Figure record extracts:
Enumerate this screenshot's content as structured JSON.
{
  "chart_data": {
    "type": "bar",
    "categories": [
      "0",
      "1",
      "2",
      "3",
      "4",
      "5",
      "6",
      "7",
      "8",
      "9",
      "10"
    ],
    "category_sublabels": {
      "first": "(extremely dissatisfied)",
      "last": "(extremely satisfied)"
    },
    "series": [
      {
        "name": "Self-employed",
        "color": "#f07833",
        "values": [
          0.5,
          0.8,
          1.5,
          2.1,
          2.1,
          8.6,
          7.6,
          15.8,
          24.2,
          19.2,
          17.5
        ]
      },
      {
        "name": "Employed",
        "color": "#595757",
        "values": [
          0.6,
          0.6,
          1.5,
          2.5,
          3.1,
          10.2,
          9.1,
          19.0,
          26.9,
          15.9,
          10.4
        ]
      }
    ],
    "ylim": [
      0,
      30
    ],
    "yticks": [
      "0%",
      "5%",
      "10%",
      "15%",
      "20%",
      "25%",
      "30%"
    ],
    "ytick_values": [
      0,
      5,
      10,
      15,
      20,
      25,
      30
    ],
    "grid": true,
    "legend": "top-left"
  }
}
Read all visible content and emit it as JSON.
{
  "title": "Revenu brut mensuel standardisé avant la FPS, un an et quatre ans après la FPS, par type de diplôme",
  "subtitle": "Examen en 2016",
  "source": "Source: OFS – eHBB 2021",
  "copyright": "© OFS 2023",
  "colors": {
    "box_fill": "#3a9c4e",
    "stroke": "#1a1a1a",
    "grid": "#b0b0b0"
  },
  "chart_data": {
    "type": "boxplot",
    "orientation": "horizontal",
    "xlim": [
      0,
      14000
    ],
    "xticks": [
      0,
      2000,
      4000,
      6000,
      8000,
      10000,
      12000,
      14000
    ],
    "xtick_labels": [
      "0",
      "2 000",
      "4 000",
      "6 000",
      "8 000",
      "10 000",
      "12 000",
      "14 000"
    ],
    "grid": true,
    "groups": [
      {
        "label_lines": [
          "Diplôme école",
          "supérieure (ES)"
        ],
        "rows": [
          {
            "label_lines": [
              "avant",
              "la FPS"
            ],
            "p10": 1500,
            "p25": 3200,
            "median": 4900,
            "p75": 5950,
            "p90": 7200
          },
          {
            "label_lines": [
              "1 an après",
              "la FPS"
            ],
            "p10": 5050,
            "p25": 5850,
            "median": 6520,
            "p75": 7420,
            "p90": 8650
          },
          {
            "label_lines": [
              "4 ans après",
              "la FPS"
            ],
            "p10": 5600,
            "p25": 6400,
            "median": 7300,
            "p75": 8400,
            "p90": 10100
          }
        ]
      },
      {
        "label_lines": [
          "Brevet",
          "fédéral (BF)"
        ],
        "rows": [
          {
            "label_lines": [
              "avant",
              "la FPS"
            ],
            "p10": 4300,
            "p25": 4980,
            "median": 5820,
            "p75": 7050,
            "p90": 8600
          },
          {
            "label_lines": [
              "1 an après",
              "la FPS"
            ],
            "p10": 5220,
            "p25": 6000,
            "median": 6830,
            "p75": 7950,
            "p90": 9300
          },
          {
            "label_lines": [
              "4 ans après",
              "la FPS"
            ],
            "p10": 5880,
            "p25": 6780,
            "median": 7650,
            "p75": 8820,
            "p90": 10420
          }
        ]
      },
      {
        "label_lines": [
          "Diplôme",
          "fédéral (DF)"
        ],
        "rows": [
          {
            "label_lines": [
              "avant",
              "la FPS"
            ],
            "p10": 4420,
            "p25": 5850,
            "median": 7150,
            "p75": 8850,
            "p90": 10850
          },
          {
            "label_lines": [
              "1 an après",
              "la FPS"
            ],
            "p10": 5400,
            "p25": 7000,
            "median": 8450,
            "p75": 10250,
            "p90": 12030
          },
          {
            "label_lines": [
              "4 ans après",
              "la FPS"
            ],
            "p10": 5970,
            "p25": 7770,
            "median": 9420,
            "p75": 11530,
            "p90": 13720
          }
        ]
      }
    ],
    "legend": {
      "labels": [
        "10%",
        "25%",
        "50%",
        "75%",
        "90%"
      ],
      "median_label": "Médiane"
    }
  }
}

> Task statement:
Set down the listing above in full, please, exactly as it appears.

> Task solution:
Enumerate this screenshot's content as structured JSON.
{
  "chart_data": {
    "type": "bar",
    "categories": [
      "0",
      "1",
      "2",
      "3",
      "4",
      "5",
      "6",
      "7",
      "8",
      "9",
      "10"
    ],
    "category_sublabels": {
      "first": "(extremely dissatisfied)",
      "last": "(extremely satisfied)"
    },
    "series": [
      {
        "name": "Self-employed",
        "color": "#f07833",
        "values": [
          0.5,
          0.8,
          1.5,
          2.1,
          2.1,
          8.6,
          7.6,
          15.8,
          24.2,
          19.2,
          17.5
        ]
      },
      {
        "name": "Employed",
        "color": "#595757",
        "values": [
          0.6,
          0.6,
          1.5,
          2.5,
          3.1,
          10.2,
          9.1,
          19.0,
          26.9,
          15.9,
          10.4
        ]
      }
    ],
    "ylim": [
      0,
      30
    ],
    "yticks": [
      "0%",
      "5%",
      "10%",
      "15%",
      "20%",
      "25%",
      "30%"
    ],
    "ytick_values": [
      0,
      5,
      10,
      15,
      20,
      25,
      30
    ],
    "grid": true,
    "legend": "top-left"
  }
}
Read all visible content and emit it as JSON.
{
  "title": "Revenu brut mensuel standardisé avant la FPS, un an et quatre ans après la FPS, par type de diplôme",
  "subtitle": "Examen en 2016",
  "source": "Source: OFS – eHBB 2021",
  "copyright": "© OFS 2023",
  "colors": {
    "box_fill": "#3a9c4e",
    "stroke": "#1a1a1a",
    "grid": "#b0b0b0"
  },
  "chart_data": {
    "type": "boxplot",
    "orientation": "horizontal",
    "xlim": [
      0,
      14000
    ],
    "xticks": [
      0,
      2000,
      4000,
      6000,
      8000,
      10000,
      12000,
      14000
    ],
    "xtick_labels": [
      "0",
      "2 000",
      "4 000",
      "6 000",
      "8 000",
      "10 000",
      "12 000",
      "14 000"
    ],
    "grid": true,
    "groups": [
      {
        "label_lines": [
          "Diplôme école",
          "supérieure (ES)"
        ],
        "rows": [
          {
            "label_lines": [
              "avant",
              "la FPS"
            ],
            "p10": 1500,
            "p25": 3200,
            "median": 4900,
            "p75": 5950,
            "p90": 7200
          },
          {
            "label_lines": [
              "1 an après",
              "la FPS"
            ],
            "p10": 5050,
            "p25": 5850,
            "median": 6520,
            "p75": 7420,
            "p90": 8650
          },
          {
            "label_lines": [
              "4 ans après",
              "la FPS"
            ],
            "p10": 5600,
            "p25": 6400,
            "median": 7300,
            "p75": 8400,
            "p90": 10100
          }
        ]
      },
      {
        "label_lines": [
          "Brevet",
          "fédéral (BF)"
        ],
        "rows": [
          {
            "label_lines": [
              "avant",
              "la FPS"
            ],
            "p10": 4300,
            "p25": 4980,
            "median": 5820,
            "p75": 7050,
            "p90": 8600
          },
          {
            "label_lines": [
              "1 an après",
              "la FPS"
            ],
            "p10": 5220,
            "p25": 6000,
            "median": 6830,
            "p75": 7950,
            "p90": 9300
          },
          {
            "label_lines": [
              "4 ans après",
              "la FPS"
            ],
            "p10": 5880,
            "p25": 6780,
            "median": 7650,
            "p75": 8820,
            "p90": 10420
          }
        ]
      },
      {
        "label_lines": [
          "Diplôme",
          "fédéral (DF)"
        ],
        "rows": [
          {
            "label_lines": [
              "avant",
              "la FPS"
            ],
            "p10": 4420,
            "p25": 5850,
            "median": 7150,
            "p75": 8850,
            "p90": 10850
          },
          {
            "label_lines": [
              "1 an après",
              "la FPS"
            ],
            "p10": 5400,
            "p25": 7000,
            "median": 8450,
            "p75": 10250,
            "p90": 12030
          },
          {
            "label_lines": [
              "4 ans après",
              "la FPS"
            ],
            "p10": 5970,
            "p25": 7770,
            "median": 9420,
            "p75": 11530,
            "p90": 13720
          }
        ]
      }
    ],
    "legend": {
      "labels": [
        "10%",
        "25%",
        "50%",
        "75%",
        "90%"
      ],
      "median_label": "Médiane"
    }
  }
}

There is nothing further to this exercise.